**Directions**
Write out all the entries word for word, but skip any images.

**Data provided**
·····

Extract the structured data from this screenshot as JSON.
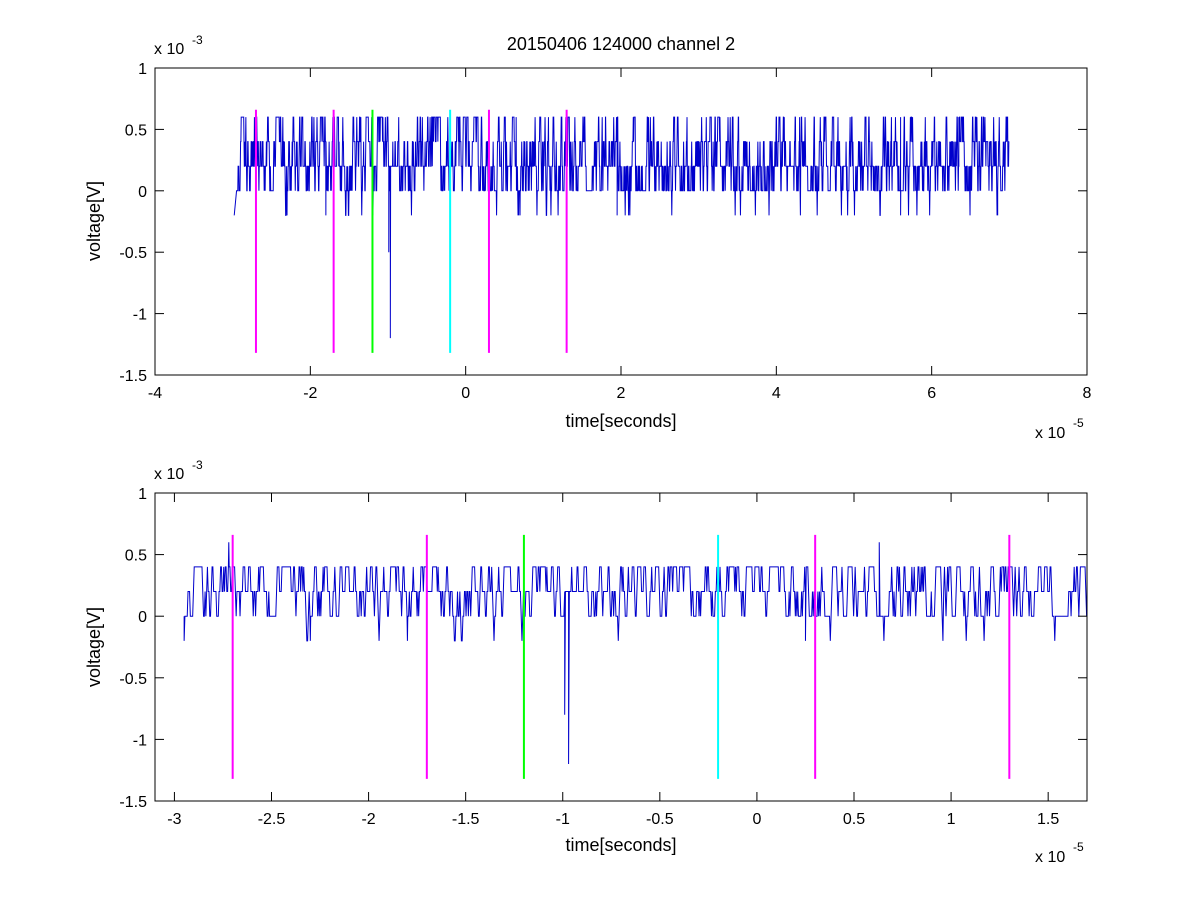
{
  "chart_data": [
    {
      "type": "line",
      "title": "20150406 124000 channel 2",
      "xlabel": "time[seconds]",
      "ylabel": "voltage[V]",
      "xlim": [
        -4e-05,
        8e-05
      ],
      "ylim": [
        -0.0015,
        0.001
      ],
      "x_ticks": [
        -4e-05,
        -2e-05,
        0,
        2e-05,
        4e-05,
        6e-05,
        8e-05
      ],
      "x_tick_labels": [
        "-4",
        "-2",
        "0",
        "2",
        "4",
        "6",
        "8"
      ],
      "y_ticks": [
        -0.0015,
        -0.001,
        -0.0005,
        0,
        0.0005,
        0.001
      ],
      "y_tick_labels": [
        "-1.5",
        "-1",
        "-0.5",
        "0",
        "0.5",
        "1"
      ],
      "x_exponent_base": "x 10",
      "x_exponent": "-5",
      "y_exponent_base": "x 10",
      "y_exponent": "-3",
      "grid": false,
      "signal": {
        "color": "#0000cc",
        "t_start": -2.95e-05,
        "t_end": 7e-05,
        "sample_step": 4e-08,
        "levels": [
          -0.0002,
          0,
          0.0002,
          0.0004,
          0.0006
        ],
        "spikes": [
          {
            "t": -2.98e-05,
            "v": -0.0002
          },
          {
            "t": -2.72e-05,
            "v": 0.0006
          },
          {
            "t": -2.3e-05,
            "v": -0.0002
          },
          {
            "t": -1.8e-05,
            "v": -0.0002
          },
          {
            "t": -1.2e-05,
            "v": -0.0002
          },
          {
            "t": -9.9e-06,
            "v": -0.0005
          },
          {
            "t": -9.7e-06,
            "v": -0.0012
          },
          {
            "t": -2e-06,
            "v": -0.0002
          },
          {
            "t": 6.5e-06,
            "v": 0.0006
          },
          {
            "t": 7e-06,
            "v": -0.0002
          },
          {
            "t": 1.95e-05,
            "v": -0.0002
          },
          {
            "t": 1.8e-05,
            "v": 0.0006
          },
          {
            "t": 4.3e-05,
            "v": 0.0006
          },
          {
            "t": 5.6e-05,
            "v": 0.0006
          },
          {
            "t": 5.6e-05,
            "v": -0.0002
          },
          {
            "t": 6.35e-05,
            "v": 0.0006
          },
          {
            "t": 6.85e-05,
            "v": -0.0002
          }
        ]
      },
      "markers": [
        {
          "t": -2.7e-05,
          "color": "#ff00ff"
        },
        {
          "t": -1.7e-05,
          "color": "#ff00ff"
        },
        {
          "t": -1.2e-05,
          "color": "#00ff00"
        },
        {
          "t": -2e-06,
          "color": "#00ffff"
        },
        {
          "t": 3e-06,
          "color": "#ff00ff"
        },
        {
          "t": 1.3e-05,
          "color": "#ff00ff"
        }
      ],
      "marker_range": [
        -0.00132,
        0.00066
      ]
    },
    {
      "type": "line",
      "title": "",
      "xlabel": "time[seconds]",
      "ylabel": "voltage[V]",
      "xlim": [
        -3.1e-05,
        1.7e-05
      ],
      "ylim": [
        -0.0015,
        0.001
      ],
      "x_ticks": [
        -3e-05,
        -2.5e-05,
        -2e-05,
        -1.5e-05,
        -1e-05,
        -5e-06,
        0,
        5e-06,
        1e-05,
        1.5e-05
      ],
      "x_tick_labels": [
        "-3",
        "-2.5",
        "-2",
        "-1.5",
        "-1",
        "-0.5",
        "0",
        "0.5",
        "1",
        "1.5"
      ],
      "y_ticks": [
        -0.0015,
        -0.001,
        -0.0005,
        0,
        0.0005,
        0.001
      ],
      "y_tick_labels": [
        "-1.5",
        "-1",
        "-0.5",
        "0",
        "0.5",
        "1"
      ],
      "x_exponent_base": "x 10",
      "x_exponent": "-5",
      "y_exponent_base": "x 10",
      "y_exponent": "-3",
      "grid": false,
      "signal": {
        "color": "#0000cc",
        "t_start": -2.95e-05,
        "t_end": 1.7e-05,
        "sample_step": 4e-08,
        "levels": [
          -0.0002,
          0,
          0.0002,
          0.0004
        ],
        "spikes": [
          {
            "t": -2.95e-05,
            "v": -0.0002
          },
          {
            "t": -2.72e-05,
            "v": 0.0006
          },
          {
            "t": -2.3e-05,
            "v": -0.0002
          },
          {
            "t": -1.8e-05,
            "v": -0.0002
          },
          {
            "t": -1.2e-05,
            "v": -0.0002
          },
          {
            "t": -9.9e-06,
            "v": -0.0008
          },
          {
            "t": -9.7e-06,
            "v": -0.0012
          },
          {
            "t": -2e-06,
            "v": -0.0002
          },
          {
            "t": 2.5e-06,
            "v": -0.0002
          },
          {
            "t": 6.3e-06,
            "v": 0.0006
          }
        ]
      },
      "markers": [
        {
          "t": -2.7e-05,
          "color": "#ff00ff"
        },
        {
          "t": -1.7e-05,
          "color": "#ff00ff"
        },
        {
          "t": -1.2e-05,
          "color": "#00ff00"
        },
        {
          "t": -2e-06,
          "color": "#00ffff"
        },
        {
          "t": 3e-06,
          "color": "#ff00ff"
        },
        {
          "t": 1.3e-05,
          "color": "#ff00ff"
        }
      ],
      "marker_range": [
        -0.00132,
        0.00066
      ]
    }
  ]
}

·····

**Exercise answer**
Extract the structured data from this screenshot as JSON.
{
  "chart_data": [
    {
      "type": "line",
      "title": "20150406 124000 channel 2",
      "xlabel": "time[seconds]",
      "ylabel": "voltage[V]",
      "xlim": [
        -4e-05,
        8e-05
      ],
      "ylim": [
        -0.0015,
        0.001
      ],
      "x_ticks": [
        -4e-05,
        -2e-05,
        0,
        2e-05,
        4e-05,
        6e-05,
        8e-05
      ],
      "x_tick_labels": [
        "-4",
        "-2",
        "0",
        "2",
        "4",
        "6",
        "8"
      ],
      "y_ticks": [
        -0.0015,
        -0.001,
        -0.0005,
        0,
        0.0005,
        0.001
      ],
      "y_tick_labels": [
        "-1.5",
        "-1",
        "-0.5",
        "0",
        "0.5",
        "1"
      ],
      "x_exponent_base": "x 10",
      "x_exponent": "-5",
      "y_exponent_base": "x 10",
      "y_exponent": "-3",
      "grid": false,
      "signal": {
        "color": "#0000cc",
        "t_start": -2.95e-05,
        "t_end": 7e-05,
        "sample_step": 4e-08,
        "levels": [
          -0.0002,
          0,
          0.0002,
          0.0004,
          0.0006
        ],
        "spikes": [
          {
            "t": -2.98e-05,
            "v": -0.0002
          },
          {
            "t": -2.72e-05,
            "v": 0.0006
          },
          {
            "t": -2.3e-05,
            "v": -0.0002
          },
          {
            "t": -1.8e-05,
            "v": -0.0002
          },
          {
            "t": -1.2e-05,
            "v": -0.0002
          },
          {
            "t": -9.9e-06,
            "v": -0.0005
          },
          {
            "t": -9.7e-06,
            "v": -0.0012
          },
          {
            "t": -2e-06,
            "v": -0.0002
          },
          {
            "t": 6.5e-06,
            "v": 0.0006
          },
          {
            "t": 7e-06,
            "v": -0.0002
          },
          {
            "t": 1.95e-05,
            "v": -0.0002
          },
          {
            "t": 1.8e-05,
            "v": 0.0006
          },
          {
            "t": 4.3e-05,
            "v": 0.0006
          },
          {
            "t": 5.6e-05,
            "v": 0.0006
          },
          {
            "t": 5.6e-05,
            "v": -0.0002
          },
          {
            "t": 6.35e-05,
            "v": 0.0006
          },
          {
            "t": 6.85e-05,
            "v": -0.0002
          }
        ]
      },
      "markers": [
        {
          "t": -2.7e-05,
          "color": "#ff00ff"
        },
        {
          "t": -1.7e-05,
          "color": "#ff00ff"
        },
        {
          "t": -1.2e-05,
          "color": "#00ff00"
        },
        {
          "t": -2e-06,
          "color": "#00ffff"
        },
        {
          "t": 3e-06,
          "color": "#ff00ff"
        },
        {
          "t": 1.3e-05,
          "color": "#ff00ff"
        }
      ],
      "marker_range": [
        -0.00132,
        0.00066
      ]
    },
    {
      "type": "line",
      "title": "",
      "xlabel": "time[seconds]",
      "ylabel": "voltage[V]",
      "xlim": [
        -3.1e-05,
        1.7e-05
      ],
      "ylim": [
        -0.0015,
        0.001
      ],
      "x_ticks": [
        -3e-05,
        -2.5e-05,
        -2e-05,
        -1.5e-05,
        -1e-05,
        -5e-06,
        0,
        5e-06,
        1e-05,
        1.5e-05
      ],
      "x_tick_labels": [
        "-3",
        "-2.5",
        "-2",
        "-1.5",
        "-1",
        "-0.5",
        "0",
        "0.5",
        "1",
        "1.5"
      ],
      "y_ticks": [
        -0.0015,
        -0.001,
        -0.0005,
        0,
        0.0005,
        0.001
      ],
      "y_tick_labels": [
        "-1.5",
        "-1",
        "-0.5",
        "0",
        "0.5",
        "1"
      ],
      "x_exponent_base": "x 10",
      "x_exponent": "-5",
      "y_exponent_base": "x 10",
      "y_exponent": "-3",
      "grid": false,
      "signal": {
        "color": "#0000cc",
        "t_start": -2.95e-05,
        "t_end": 1.7e-05,
        "sample_step": 4e-08,
        "levels": [
          -0.0002,
          0,
          0.0002,
          0.0004
        ],
        "spikes": [
          {
            "t": -2.95e-05,
            "v": -0.0002
          },
          {
            "t": -2.72e-05,
            "v": 0.0006
          },
          {
            "t": -2.3e-05,
            "v": -0.0002
          },
          {
            "t": -1.8e-05,
            "v": -0.0002
          },
          {
            "t": -1.2e-05,
            "v": -0.0002
          },
          {
            "t": -9.9e-06,
            "v": -0.0008
          },
          {
            "t": -9.7e-06,
            "v": -0.0012
          },
          {
            "t": -2e-06,
            "v": -0.0002
          },
          {
            "t": 2.5e-06,
            "v": -0.0002
          },
          {
            "t": 6.3e-06,
            "v": 0.0006
          }
        ]
      },
      "markers": [
        {
          "t": -2.7e-05,
          "color": "#ff00ff"
        },
        {
          "t": -1.7e-05,
          "color": "#ff00ff"
        },
        {
          "t": -1.2e-05,
          "color": "#00ff00"
        },
        {
          "t": -2e-06,
          "color": "#00ffff"
        },
        {
          "t": 3e-06,
          "color": "#ff00ff"
        },
        {
          "t": 1.3e-05,
          "color": "#ff00ff"
        }
      ],
      "marker_range": [
        -0.00132,
        0.00066
      ]
    }
  ]
}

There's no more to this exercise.